··· STORED ROWS
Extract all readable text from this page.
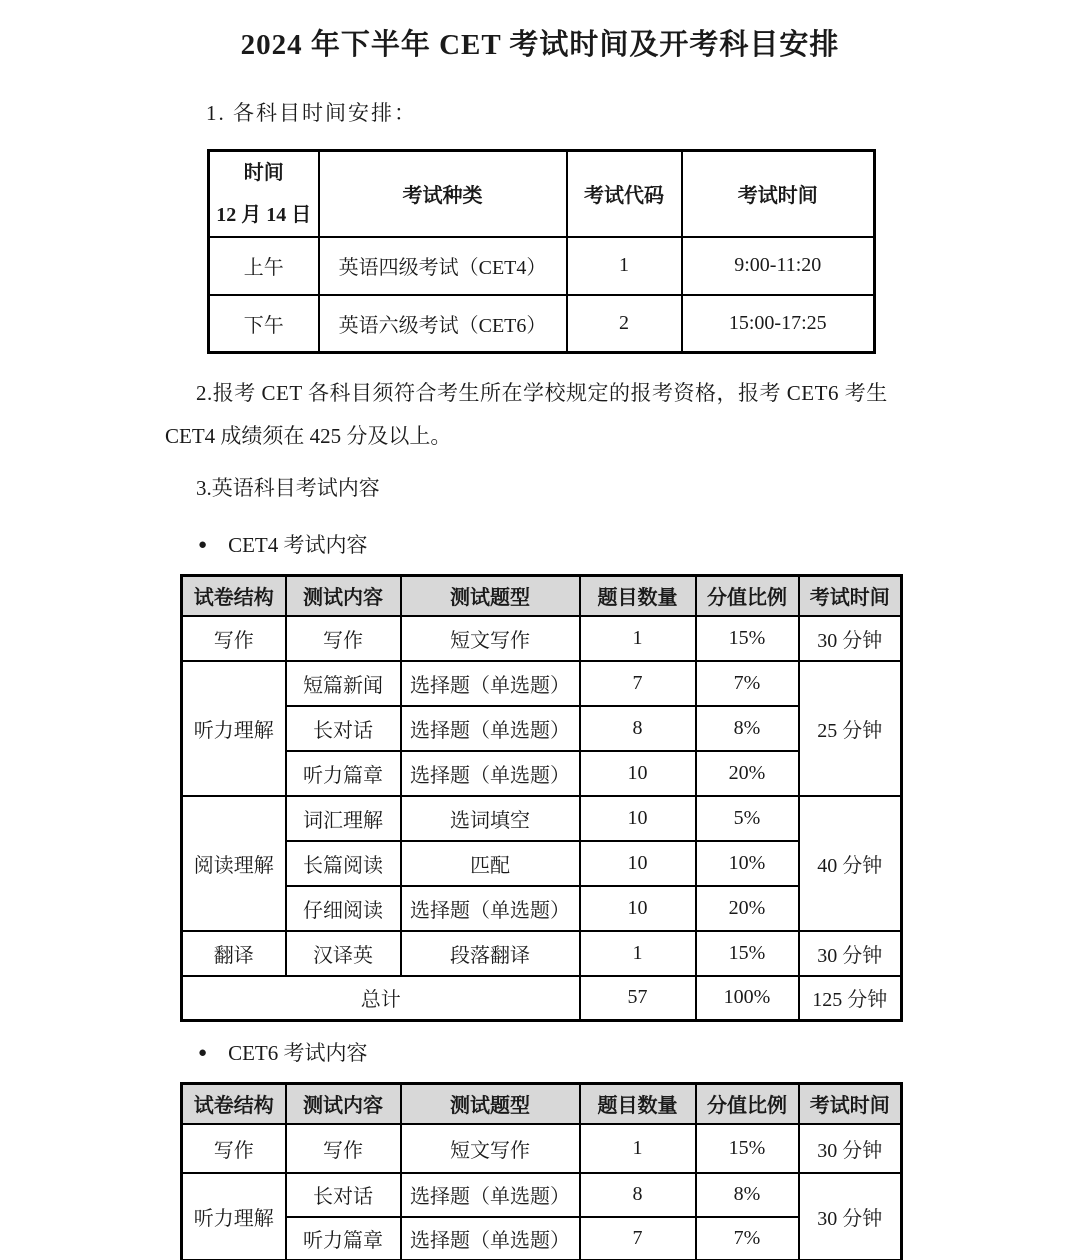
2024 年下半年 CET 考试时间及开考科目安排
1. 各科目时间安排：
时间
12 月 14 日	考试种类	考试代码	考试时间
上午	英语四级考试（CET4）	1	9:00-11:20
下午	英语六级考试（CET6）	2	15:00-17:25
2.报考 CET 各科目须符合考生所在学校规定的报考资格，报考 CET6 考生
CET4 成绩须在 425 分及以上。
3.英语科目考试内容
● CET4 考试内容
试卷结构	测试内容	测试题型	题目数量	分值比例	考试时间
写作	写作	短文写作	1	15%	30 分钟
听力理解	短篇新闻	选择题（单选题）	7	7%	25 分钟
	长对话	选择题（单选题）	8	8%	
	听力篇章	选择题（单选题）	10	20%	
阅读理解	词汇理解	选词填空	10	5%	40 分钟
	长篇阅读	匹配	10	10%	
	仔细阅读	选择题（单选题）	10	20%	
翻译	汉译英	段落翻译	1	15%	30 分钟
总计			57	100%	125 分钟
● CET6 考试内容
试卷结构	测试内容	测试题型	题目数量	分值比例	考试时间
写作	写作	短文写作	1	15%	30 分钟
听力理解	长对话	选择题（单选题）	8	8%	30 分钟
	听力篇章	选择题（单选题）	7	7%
······
## OBJECTIVE
Except for the pictures, copy every line of the records above exactly.

## SOLUTION TO THIS TASK
Extract all readable text from this page.
2024 年下半年 CET 考试时间及开考科目安排
1. 各科目时间安排：
时间
12 月 14 日	考试种类	考试代码	考试时间
上午	英语四级考试（CET4）	1	9:00-11:20
下午	英语六级考试（CET6）	2	15:00-17:25
2.报考 CET 各科目须符合考生所在学校规定的报考资格，报考 CET6 考生
CET4 成绩须在 425 分及以上。
3.英语科目考试内容
● CET4 考试内容
试卷结构	测试内容	测试题型	题目数量	分值比例	考试时间
写作	写作	短文写作	1	15%	30 分钟
听力理解	短篇新闻	选择题（单选题）	7	7%	25 分钟
	长对话	选择题（单选题）	8	8%	
	听力篇章	选择题（单选题）	10	20%	
阅读理解	词汇理解	选词填空	10	5%	40 分钟
	长篇阅读	匹配	10	10%	
	仔细阅读	选择题（单选题）	10	20%	
翻译	汉译英	段落翻译	1	15%	30 分钟
总计			57	100%	125 分钟
● CET6 考试内容
试卷结构	测试内容	测试题型	题目数量	分值比例	考试时间
写作	写作	短文写作	1	15%	30 分钟
听力理解	长对话	选择题（单选题）	8	8%	30 分钟
	听力篇章	选择题（单选题）	7	7%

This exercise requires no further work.